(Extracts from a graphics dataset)
-- Begin --

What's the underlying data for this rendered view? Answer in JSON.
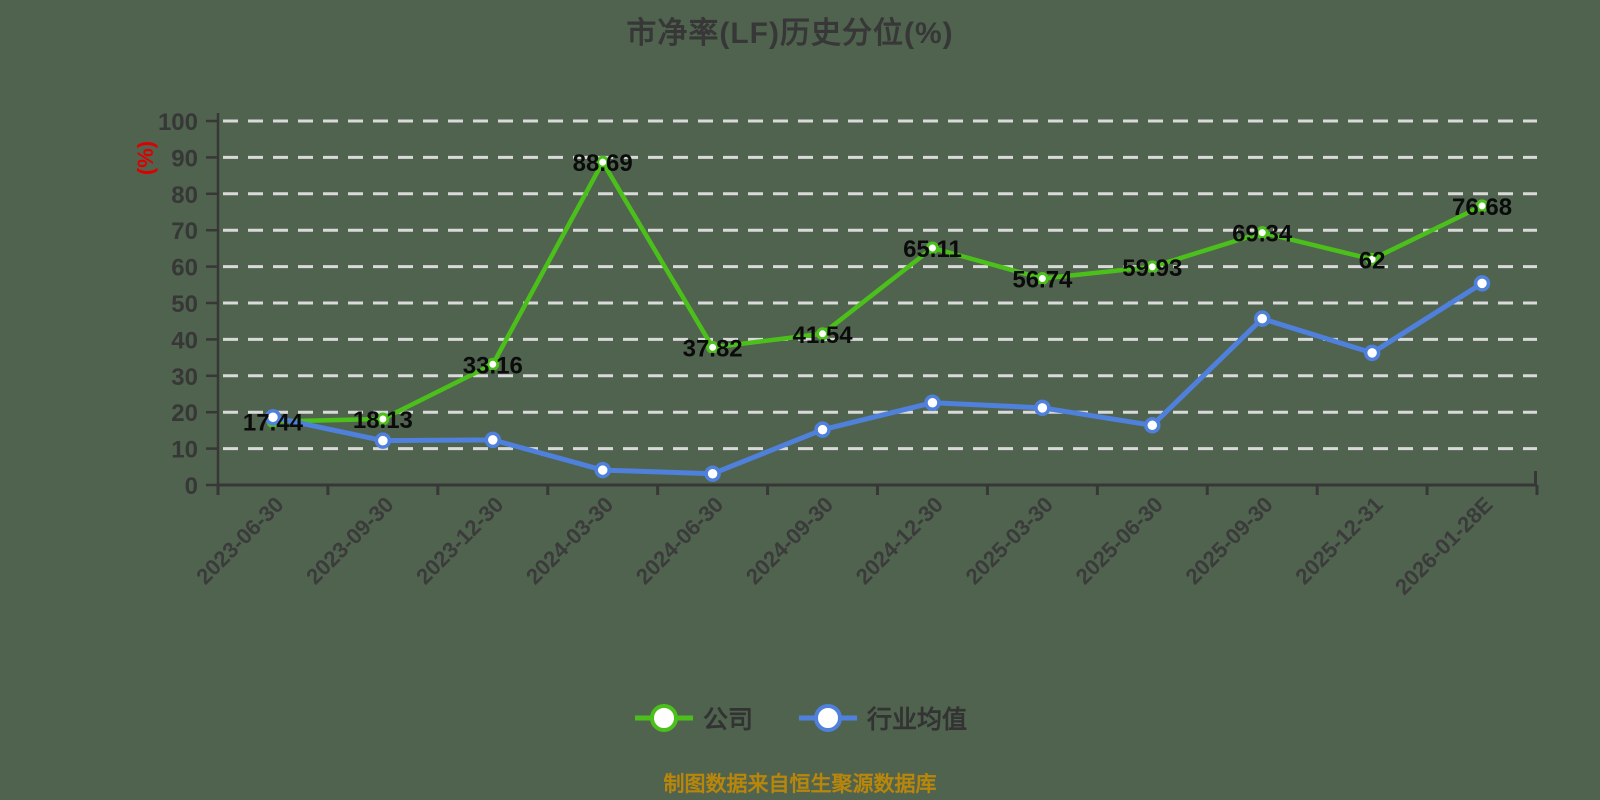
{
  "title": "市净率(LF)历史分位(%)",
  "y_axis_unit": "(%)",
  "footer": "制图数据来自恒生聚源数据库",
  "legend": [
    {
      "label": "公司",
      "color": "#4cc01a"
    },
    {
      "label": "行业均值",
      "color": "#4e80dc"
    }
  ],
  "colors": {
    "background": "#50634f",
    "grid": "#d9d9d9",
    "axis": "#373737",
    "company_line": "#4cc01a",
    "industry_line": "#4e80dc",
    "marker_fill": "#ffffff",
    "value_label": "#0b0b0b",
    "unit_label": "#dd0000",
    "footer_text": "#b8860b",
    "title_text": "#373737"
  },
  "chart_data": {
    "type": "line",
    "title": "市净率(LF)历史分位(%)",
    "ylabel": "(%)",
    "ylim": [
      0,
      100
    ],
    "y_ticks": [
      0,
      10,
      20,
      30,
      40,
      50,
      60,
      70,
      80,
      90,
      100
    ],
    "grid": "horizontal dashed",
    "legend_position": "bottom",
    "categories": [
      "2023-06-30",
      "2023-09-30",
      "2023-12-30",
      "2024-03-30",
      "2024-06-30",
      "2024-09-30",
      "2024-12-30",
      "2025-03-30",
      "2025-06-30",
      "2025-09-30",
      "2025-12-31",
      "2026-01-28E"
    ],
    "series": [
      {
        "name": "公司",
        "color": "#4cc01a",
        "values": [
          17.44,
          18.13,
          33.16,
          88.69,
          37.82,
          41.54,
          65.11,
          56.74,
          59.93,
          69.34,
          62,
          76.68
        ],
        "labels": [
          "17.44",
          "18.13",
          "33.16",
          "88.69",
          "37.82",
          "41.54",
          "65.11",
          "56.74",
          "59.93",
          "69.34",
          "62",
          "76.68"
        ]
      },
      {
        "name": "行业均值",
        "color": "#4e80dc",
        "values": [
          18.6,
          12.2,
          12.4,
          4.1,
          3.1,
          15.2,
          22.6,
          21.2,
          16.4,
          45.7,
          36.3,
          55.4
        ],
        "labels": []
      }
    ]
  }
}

-- End --
-- Begin --

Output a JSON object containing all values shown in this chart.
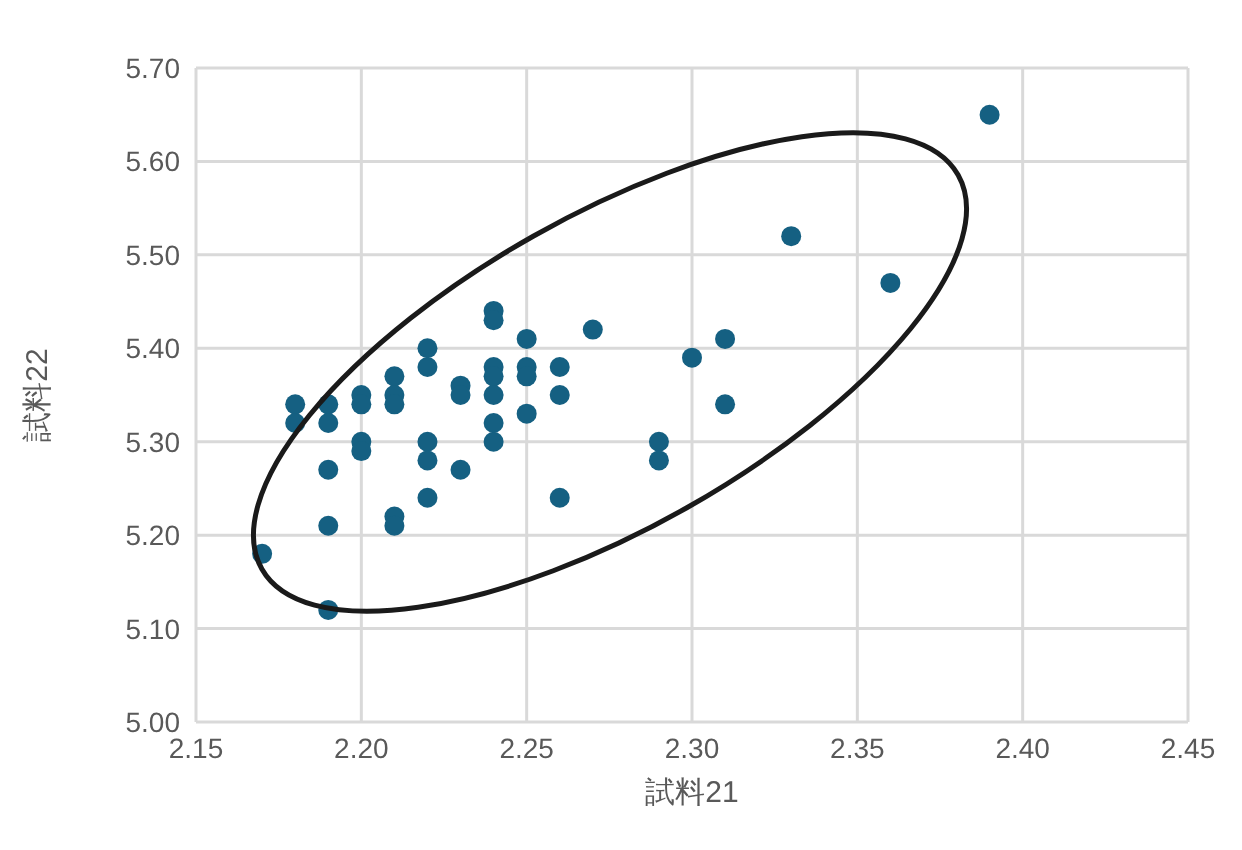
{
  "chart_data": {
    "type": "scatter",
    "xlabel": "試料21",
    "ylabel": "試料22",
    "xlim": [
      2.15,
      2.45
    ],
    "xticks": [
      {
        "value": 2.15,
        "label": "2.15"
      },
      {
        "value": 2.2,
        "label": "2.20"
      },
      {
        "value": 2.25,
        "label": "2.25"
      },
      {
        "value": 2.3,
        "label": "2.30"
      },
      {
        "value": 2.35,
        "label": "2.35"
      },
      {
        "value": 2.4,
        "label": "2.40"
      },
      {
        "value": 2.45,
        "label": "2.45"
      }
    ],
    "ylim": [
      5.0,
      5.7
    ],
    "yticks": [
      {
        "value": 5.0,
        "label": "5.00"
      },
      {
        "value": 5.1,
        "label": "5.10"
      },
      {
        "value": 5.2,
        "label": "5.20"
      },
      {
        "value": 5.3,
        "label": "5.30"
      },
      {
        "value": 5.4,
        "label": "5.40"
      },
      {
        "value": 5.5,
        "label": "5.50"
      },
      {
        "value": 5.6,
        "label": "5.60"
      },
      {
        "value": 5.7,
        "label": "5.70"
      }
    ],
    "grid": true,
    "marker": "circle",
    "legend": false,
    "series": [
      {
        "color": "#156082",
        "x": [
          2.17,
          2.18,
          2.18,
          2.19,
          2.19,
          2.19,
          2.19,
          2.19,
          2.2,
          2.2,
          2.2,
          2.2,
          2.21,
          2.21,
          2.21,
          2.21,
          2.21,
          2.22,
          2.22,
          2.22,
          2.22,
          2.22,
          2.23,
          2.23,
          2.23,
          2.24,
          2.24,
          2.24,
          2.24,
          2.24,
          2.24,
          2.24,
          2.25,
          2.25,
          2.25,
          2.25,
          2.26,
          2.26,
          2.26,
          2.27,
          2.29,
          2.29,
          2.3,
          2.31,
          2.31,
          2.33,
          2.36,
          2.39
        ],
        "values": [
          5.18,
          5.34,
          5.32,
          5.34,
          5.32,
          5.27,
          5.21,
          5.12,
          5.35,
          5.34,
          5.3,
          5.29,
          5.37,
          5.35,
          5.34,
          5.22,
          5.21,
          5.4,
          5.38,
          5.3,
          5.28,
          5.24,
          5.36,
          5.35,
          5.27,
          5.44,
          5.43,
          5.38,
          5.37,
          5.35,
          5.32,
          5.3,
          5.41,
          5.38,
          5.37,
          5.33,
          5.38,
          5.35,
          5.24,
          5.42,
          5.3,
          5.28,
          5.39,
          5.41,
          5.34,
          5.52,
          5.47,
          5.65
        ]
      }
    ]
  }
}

-- End --

### Stated exercise
Among the lines of the listing, how many hold the string "JSON"? Respond with only the number.

### Completed task
2